_Your goal_. Repeat the part of the items that runs from the start through the line containing "Text: · · ·: · · · <box>327 674 358 692</box>", with both ends included.

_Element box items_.
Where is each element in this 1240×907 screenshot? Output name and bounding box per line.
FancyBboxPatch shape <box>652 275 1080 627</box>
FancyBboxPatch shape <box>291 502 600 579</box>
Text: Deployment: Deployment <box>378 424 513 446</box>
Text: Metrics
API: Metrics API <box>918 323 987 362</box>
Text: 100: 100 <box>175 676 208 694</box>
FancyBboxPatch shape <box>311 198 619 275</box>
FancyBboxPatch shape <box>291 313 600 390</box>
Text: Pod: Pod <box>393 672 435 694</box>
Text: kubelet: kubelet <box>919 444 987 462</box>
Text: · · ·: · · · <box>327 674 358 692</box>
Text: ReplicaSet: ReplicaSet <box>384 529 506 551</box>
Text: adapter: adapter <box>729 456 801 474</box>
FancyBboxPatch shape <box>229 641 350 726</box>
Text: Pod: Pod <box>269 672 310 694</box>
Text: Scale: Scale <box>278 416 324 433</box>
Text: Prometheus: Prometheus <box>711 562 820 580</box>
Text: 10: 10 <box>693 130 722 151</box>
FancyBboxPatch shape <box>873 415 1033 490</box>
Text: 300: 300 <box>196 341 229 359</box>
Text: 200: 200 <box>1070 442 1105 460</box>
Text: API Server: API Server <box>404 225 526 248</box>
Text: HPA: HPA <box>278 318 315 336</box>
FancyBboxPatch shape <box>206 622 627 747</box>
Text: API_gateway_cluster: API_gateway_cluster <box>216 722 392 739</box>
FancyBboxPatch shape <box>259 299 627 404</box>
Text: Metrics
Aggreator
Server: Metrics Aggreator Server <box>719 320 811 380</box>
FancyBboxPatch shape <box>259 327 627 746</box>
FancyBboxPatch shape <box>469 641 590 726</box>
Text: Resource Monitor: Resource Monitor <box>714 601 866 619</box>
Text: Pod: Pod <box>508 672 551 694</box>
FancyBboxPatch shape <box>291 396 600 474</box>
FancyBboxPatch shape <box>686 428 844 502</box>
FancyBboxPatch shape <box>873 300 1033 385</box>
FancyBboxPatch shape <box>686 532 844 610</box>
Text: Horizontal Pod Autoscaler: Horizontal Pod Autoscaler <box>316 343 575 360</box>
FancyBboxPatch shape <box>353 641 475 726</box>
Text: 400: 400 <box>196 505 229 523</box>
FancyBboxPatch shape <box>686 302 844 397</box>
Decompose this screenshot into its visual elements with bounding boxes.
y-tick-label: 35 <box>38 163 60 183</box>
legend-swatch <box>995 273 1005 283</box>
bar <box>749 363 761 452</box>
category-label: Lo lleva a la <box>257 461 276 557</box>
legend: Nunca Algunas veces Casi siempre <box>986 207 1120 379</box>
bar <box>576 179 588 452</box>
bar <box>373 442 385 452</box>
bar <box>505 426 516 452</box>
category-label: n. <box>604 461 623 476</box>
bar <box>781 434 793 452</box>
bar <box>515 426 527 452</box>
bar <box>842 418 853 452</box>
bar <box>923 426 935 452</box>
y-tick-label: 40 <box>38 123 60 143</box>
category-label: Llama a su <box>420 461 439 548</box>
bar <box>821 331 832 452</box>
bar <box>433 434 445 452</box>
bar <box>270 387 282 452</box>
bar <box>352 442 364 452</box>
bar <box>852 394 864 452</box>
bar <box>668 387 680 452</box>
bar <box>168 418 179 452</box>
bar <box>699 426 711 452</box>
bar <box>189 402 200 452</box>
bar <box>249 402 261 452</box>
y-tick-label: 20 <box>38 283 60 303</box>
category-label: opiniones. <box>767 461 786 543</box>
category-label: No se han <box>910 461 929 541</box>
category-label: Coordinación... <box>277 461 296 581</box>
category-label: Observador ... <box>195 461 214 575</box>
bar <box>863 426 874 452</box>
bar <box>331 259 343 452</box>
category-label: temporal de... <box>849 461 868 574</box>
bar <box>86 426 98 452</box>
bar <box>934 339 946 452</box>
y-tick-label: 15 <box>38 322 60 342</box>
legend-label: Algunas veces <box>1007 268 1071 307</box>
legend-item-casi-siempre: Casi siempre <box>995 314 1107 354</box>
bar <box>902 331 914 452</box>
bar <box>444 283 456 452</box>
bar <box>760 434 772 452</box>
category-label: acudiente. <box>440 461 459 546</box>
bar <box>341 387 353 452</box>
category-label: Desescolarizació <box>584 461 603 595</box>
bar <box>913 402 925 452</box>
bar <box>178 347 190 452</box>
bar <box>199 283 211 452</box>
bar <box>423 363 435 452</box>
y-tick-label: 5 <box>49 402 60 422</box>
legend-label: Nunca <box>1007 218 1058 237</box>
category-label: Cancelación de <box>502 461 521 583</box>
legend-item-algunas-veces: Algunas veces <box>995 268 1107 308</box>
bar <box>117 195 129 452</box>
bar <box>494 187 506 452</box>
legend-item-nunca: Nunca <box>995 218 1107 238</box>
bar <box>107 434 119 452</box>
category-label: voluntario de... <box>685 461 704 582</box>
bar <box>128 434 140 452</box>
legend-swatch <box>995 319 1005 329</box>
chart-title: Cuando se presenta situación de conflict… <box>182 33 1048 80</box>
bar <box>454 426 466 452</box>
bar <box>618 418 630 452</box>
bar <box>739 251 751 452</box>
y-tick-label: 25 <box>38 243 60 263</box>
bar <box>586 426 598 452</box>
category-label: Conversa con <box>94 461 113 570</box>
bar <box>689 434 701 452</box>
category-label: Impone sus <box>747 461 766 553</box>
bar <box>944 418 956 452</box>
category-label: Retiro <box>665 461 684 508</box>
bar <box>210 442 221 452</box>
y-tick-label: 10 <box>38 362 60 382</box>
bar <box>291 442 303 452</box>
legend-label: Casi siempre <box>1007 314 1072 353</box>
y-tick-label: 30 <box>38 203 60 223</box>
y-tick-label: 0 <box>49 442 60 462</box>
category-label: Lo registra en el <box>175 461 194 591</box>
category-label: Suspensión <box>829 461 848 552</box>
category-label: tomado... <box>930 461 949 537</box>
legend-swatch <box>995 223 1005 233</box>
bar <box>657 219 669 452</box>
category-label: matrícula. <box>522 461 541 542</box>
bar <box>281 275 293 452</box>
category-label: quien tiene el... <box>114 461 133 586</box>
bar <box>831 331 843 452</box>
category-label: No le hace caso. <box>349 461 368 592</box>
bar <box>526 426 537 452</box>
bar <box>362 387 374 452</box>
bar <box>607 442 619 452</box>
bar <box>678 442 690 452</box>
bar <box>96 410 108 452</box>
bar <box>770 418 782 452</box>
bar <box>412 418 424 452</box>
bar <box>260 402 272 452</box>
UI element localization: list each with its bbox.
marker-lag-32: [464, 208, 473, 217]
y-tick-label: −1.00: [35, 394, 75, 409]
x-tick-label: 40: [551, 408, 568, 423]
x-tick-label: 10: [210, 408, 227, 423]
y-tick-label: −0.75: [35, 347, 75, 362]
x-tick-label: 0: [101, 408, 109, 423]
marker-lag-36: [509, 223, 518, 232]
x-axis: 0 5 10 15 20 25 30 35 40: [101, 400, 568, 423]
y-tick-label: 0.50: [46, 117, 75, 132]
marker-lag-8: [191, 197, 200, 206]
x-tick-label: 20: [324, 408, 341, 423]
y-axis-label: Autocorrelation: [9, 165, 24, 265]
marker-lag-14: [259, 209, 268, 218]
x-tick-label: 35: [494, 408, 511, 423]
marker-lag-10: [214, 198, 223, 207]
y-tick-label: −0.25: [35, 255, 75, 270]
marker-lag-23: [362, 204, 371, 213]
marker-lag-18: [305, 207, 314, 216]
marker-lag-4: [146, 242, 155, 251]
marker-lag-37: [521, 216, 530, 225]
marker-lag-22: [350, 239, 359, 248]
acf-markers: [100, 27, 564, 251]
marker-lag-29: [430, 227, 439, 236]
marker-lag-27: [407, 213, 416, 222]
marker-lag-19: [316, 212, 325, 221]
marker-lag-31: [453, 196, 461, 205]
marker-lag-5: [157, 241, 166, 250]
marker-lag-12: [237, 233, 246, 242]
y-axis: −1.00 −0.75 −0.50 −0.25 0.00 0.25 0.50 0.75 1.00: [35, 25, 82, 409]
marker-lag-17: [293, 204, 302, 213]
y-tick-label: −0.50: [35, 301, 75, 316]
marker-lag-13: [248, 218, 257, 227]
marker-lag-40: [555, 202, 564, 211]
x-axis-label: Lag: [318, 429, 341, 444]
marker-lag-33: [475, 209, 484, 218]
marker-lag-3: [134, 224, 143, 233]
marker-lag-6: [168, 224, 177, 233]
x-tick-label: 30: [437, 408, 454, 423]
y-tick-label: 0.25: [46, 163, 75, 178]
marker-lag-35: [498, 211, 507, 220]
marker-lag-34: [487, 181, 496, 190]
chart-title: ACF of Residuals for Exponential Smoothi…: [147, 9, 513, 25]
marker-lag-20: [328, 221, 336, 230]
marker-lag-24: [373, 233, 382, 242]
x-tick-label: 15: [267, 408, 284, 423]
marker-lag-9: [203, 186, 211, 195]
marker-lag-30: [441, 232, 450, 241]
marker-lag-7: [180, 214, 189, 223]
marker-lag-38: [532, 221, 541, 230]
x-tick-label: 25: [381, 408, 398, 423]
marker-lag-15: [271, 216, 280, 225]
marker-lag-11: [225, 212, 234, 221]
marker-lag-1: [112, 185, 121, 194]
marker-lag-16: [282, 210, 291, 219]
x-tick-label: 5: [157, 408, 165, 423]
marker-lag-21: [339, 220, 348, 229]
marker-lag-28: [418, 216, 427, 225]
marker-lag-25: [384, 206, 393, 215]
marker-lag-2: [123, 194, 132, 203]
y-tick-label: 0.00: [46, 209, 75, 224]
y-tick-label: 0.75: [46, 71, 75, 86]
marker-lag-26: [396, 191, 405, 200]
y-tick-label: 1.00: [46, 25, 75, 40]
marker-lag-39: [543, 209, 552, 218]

_Written response_.
Where is each element in this 1240×907 screenshot? Output name and bounding box per line.
FancyBboxPatch shape <box>652 275 1080 627</box>
FancyBboxPatch shape <box>291 502 600 579</box>
Text: Deployment: Deployment <box>378 424 513 446</box>
Text: Metrics
API: Metrics API <box>918 323 987 362</box>
Text: 100: 100 <box>175 676 208 694</box>
FancyBboxPatch shape <box>311 198 619 275</box>
FancyBboxPatch shape <box>291 313 600 390</box>
Text: Pod: Pod <box>393 672 435 694</box>
Text: kubelet: kubelet <box>919 444 987 462</box>
Text: · · ·: · · · <box>327 674 358 692</box>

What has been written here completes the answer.